Entries provided:

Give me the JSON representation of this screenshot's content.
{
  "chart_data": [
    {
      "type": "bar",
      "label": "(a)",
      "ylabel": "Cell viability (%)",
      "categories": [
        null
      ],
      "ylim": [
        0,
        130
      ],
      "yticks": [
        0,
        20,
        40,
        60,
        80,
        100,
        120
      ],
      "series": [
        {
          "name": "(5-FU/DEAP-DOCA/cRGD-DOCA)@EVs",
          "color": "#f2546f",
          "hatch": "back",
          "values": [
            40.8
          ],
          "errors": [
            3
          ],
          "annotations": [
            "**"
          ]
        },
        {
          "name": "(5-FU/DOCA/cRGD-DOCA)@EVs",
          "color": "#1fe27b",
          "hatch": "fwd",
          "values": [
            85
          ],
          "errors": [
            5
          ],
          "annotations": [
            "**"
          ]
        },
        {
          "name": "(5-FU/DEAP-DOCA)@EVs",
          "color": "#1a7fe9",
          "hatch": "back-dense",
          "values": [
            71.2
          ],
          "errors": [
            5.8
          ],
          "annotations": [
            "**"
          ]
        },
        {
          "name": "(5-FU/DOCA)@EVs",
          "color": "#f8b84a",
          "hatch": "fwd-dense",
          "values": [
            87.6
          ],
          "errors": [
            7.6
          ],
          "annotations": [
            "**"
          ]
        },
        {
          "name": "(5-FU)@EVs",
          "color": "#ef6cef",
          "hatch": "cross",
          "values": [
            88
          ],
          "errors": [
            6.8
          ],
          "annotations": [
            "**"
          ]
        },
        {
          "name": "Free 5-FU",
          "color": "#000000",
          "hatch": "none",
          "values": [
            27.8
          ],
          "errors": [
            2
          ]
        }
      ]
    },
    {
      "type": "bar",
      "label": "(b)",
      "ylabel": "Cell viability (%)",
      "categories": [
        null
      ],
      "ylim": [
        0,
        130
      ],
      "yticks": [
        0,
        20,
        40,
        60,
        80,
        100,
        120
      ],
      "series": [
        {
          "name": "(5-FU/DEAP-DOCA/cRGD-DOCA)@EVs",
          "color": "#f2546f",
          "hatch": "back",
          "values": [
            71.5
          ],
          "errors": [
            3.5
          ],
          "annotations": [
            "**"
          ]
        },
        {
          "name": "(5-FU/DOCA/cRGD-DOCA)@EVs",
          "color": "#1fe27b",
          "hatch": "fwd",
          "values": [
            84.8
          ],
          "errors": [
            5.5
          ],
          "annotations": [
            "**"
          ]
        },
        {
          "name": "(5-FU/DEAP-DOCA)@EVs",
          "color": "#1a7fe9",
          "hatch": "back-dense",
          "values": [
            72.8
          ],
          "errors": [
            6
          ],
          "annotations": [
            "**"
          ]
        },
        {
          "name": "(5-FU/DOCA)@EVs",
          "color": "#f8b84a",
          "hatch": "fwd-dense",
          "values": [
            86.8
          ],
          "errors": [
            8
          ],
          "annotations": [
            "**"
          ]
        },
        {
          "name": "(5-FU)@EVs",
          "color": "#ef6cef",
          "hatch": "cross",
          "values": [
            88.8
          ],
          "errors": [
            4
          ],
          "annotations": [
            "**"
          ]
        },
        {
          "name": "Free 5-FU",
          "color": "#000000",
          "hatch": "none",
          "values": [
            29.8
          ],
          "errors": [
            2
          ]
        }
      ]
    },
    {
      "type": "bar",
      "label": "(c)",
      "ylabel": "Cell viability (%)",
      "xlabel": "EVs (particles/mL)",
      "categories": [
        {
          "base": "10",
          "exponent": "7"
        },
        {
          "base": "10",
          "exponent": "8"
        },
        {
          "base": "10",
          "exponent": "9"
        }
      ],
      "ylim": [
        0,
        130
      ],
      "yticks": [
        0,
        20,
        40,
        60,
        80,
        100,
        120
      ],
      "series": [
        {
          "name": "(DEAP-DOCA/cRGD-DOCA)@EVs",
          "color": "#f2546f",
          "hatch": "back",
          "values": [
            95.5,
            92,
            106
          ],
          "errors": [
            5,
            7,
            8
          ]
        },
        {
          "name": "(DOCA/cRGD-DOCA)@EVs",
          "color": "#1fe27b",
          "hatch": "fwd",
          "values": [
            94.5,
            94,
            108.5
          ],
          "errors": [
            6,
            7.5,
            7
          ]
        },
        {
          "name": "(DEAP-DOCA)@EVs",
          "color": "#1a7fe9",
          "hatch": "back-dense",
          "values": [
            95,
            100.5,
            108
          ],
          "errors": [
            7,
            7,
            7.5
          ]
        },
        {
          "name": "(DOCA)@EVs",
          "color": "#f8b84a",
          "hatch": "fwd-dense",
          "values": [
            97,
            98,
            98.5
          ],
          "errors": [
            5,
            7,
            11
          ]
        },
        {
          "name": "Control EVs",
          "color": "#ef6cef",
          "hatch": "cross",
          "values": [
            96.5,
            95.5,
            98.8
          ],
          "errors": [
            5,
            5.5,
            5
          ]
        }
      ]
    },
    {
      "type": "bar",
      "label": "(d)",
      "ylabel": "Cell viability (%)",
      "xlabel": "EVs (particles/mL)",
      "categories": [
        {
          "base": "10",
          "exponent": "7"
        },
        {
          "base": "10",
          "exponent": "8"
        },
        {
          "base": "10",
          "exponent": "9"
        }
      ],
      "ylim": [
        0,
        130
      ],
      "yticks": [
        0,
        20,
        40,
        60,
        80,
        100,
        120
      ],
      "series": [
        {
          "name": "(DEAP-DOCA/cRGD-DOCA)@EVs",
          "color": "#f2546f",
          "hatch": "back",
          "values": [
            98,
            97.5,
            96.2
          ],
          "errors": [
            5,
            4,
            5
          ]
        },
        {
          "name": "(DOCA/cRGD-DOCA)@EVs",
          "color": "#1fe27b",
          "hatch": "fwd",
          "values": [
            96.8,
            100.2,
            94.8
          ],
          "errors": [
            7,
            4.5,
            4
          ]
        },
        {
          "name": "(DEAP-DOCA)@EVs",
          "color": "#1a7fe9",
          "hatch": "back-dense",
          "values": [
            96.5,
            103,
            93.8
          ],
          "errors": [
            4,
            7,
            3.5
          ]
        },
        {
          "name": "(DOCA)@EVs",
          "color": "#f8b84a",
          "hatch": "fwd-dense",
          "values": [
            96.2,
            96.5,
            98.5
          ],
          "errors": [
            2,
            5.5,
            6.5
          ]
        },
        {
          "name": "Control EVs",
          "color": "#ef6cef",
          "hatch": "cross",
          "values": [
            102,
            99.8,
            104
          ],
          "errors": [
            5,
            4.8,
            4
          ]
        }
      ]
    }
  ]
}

The task: Transcribe the full listing above without leaving anything out.

Written answer:
Give me the JSON representation of this screenshot's content.
{
  "chart_data": [
    {
      "type": "bar",
      "label": "(a)",
      "ylabel": "Cell viability (%)",
      "categories": [
        null
      ],
      "ylim": [
        0,
        130
      ],
      "yticks": [
        0,
        20,
        40,
        60,
        80,
        100,
        120
      ],
      "series": [
        {
          "name": "(5-FU/DEAP-DOCA/cRGD-DOCA)@EVs",
          "color": "#f2546f",
          "hatch": "back",
          "values": [
            40.8
          ],
          "errors": [
            3
          ],
          "annotations": [
            "**"
          ]
        },
        {
          "name": "(5-FU/DOCA/cRGD-DOCA)@EVs",
          "color": "#1fe27b",
          "hatch": "fwd",
          "values": [
            85
          ],
          "errors": [
            5
          ],
          "annotations": [
            "**"
          ]
        },
        {
          "name": "(5-FU/DEAP-DOCA)@EVs",
          "color": "#1a7fe9",
          "hatch": "back-dense",
          "values": [
            71.2
          ],
          "errors": [
            5.8
          ],
          "annotations": [
            "**"
          ]
        },
        {
          "name": "(5-FU/DOCA)@EVs",
          "color": "#f8b84a",
          "hatch": "fwd-dense",
          "values": [
            87.6
          ],
          "errors": [
            7.6
          ],
          "annotations": [
            "**"
          ]
        },
        {
          "name": "(5-FU)@EVs",
          "color": "#ef6cef",
          "hatch": "cross",
          "values": [
            88
          ],
          "errors": [
            6.8
          ],
          "annotations": [
            "**"
          ]
        },
        {
          "name": "Free 5-FU",
          "color": "#000000",
          "hatch": "none",
          "values": [
            27.8
          ],
          "errors": [
            2
          ]
        }
      ]
    },
    {
      "type": "bar",
      "label": "(b)",
      "ylabel": "Cell viability (%)",
      "categories": [
        null
      ],
      "ylim": [
        0,
        130
      ],
      "yticks": [
        0,
        20,
        40,
        60,
        80,
        100,
        120
      ],
      "series": [
        {
          "name": "(5-FU/DEAP-DOCA/cRGD-DOCA)@EVs",
          "color": "#f2546f",
          "hatch": "back",
          "values": [
            71.5
          ],
          "errors": [
            3.5
          ],
          "annotations": [
            "**"
          ]
        },
        {
          "name": "(5-FU/DOCA/cRGD-DOCA)@EVs",
          "color": "#1fe27b",
          "hatch": "fwd",
          "values": [
            84.8
          ],
          "errors": [
            5.5
          ],
          "annotations": [
            "**"
          ]
        },
        {
          "name": "(5-FU/DEAP-DOCA)@EVs",
          "color": "#1a7fe9",
          "hatch": "back-dense",
          "values": [
            72.8
          ],
          "errors": [
            6
          ],
          "annotations": [
            "**"
          ]
        },
        {
          "name": "(5-FU/DOCA)@EVs",
          "color": "#f8b84a",
          "hatch": "fwd-dense",
          "values": [
            86.8
          ],
          "errors": [
            8
          ],
          "annotations": [
            "**"
          ]
        },
        {
          "name": "(5-FU)@EVs",
          "color": "#ef6cef",
          "hatch": "cross",
          "values": [
            88.8
          ],
          "errors": [
            4
          ],
          "annotations": [
            "**"
          ]
        },
        {
          "name": "Free 5-FU",
          "color": "#000000",
          "hatch": "none",
          "values": [
            29.8
          ],
          "errors": [
            2
          ]
        }
      ]
    },
    {
      "type": "bar",
      "label": "(c)",
      "ylabel": "Cell viability (%)",
      "xlabel": "EVs (particles/mL)",
      "categories": [
        {
          "base": "10",
          "exponent": "7"
        },
        {
          "base": "10",
          "exponent": "8"
        },
        {
          "base": "10",
          "exponent": "9"
        }
      ],
      "ylim": [
        0,
        130
      ],
      "yticks": [
        0,
        20,
        40,
        60,
        80,
        100,
        120
      ],
      "series": [
        {
          "name": "(DEAP-DOCA/cRGD-DOCA)@EVs",
          "color": "#f2546f",
          "hatch": "back",
          "values": [
            95.5,
            92,
            106
          ],
          "errors": [
            5,
            7,
            8
          ]
        },
        {
          "name": "(DOCA/cRGD-DOCA)@EVs",
          "color": "#1fe27b",
          "hatch": "fwd",
          "values": [
            94.5,
            94,
            108.5
          ],
          "errors": [
            6,
            7.5,
            7
          ]
        },
        {
          "name": "(DEAP-DOCA)@EVs",
          "color": "#1a7fe9",
          "hatch": "back-dense",
          "values": [
            95,
            100.5,
            108
          ],
          "errors": [
            7,
            7,
            7.5
          ]
        },
        {
          "name": "(DOCA)@EVs",
          "color": "#f8b84a",
          "hatch": "fwd-dense",
          "values": [
            97,
            98,
            98.5
          ],
          "errors": [
            5,
            7,
            11
          ]
        },
        {
          "name": "Control EVs",
          "color": "#ef6cef",
          "hatch": "cross",
          "values": [
            96.5,
            95.5,
            98.8
          ],
          "errors": [
            5,
            5.5,
            5
          ]
        }
      ]
    },
    {
      "type": "bar",
      "label": "(d)",
      "ylabel": "Cell viability (%)",
      "xlabel": "EVs (particles/mL)",
      "categories": [
        {
          "base": "10",
          "exponent": "7"
        },
        {
          "base": "10",
          "exponent": "8"
        },
        {
          "base": "10",
          "exponent": "9"
        }
      ],
      "ylim": [
        0,
        130
      ],
      "yticks": [
        0,
        20,
        40,
        60,
        80,
        100,
        120
      ],
      "series": [
        {
          "name": "(DEAP-DOCA/cRGD-DOCA)@EVs",
          "color": "#f2546f",
          "hatch": "back",
          "values": [
            98,
            97.5,
            96.2
          ],
          "errors": [
            5,
            4,
            5
          ]
        },
        {
          "name": "(DOCA/cRGD-DOCA)@EVs",
          "color": "#1fe27b",
          "hatch": "fwd",
          "values": [
            96.8,
            100.2,
            94.8
          ],
          "errors": [
            7,
            4.5,
            4
          ]
        },
        {
          "name": "(DEAP-DOCA)@EVs",
          "color": "#1a7fe9",
          "hatch": "back-dense",
          "values": [
            96.5,
            103,
            93.8
          ],
          "errors": [
            4,
            7,
            3.5
          ]
        },
        {
          "name": "(DOCA)@EVs",
          "color": "#f8b84a",
          "hatch": "fwd-dense",
          "values": [
            96.2,
            96.5,
            98.5
          ],
          "errors": [
            2,
            5.5,
            6.5
          ]
        },
        {
          "name": "Control EVs",
          "color": "#ef6cef",
          "hatch": "cross",
          "values": [
            102,
            99.8,
            104
          ],
          "errors": [
            5,
            4.8,
            4
          ]
        }
      ]
    }
  ]
}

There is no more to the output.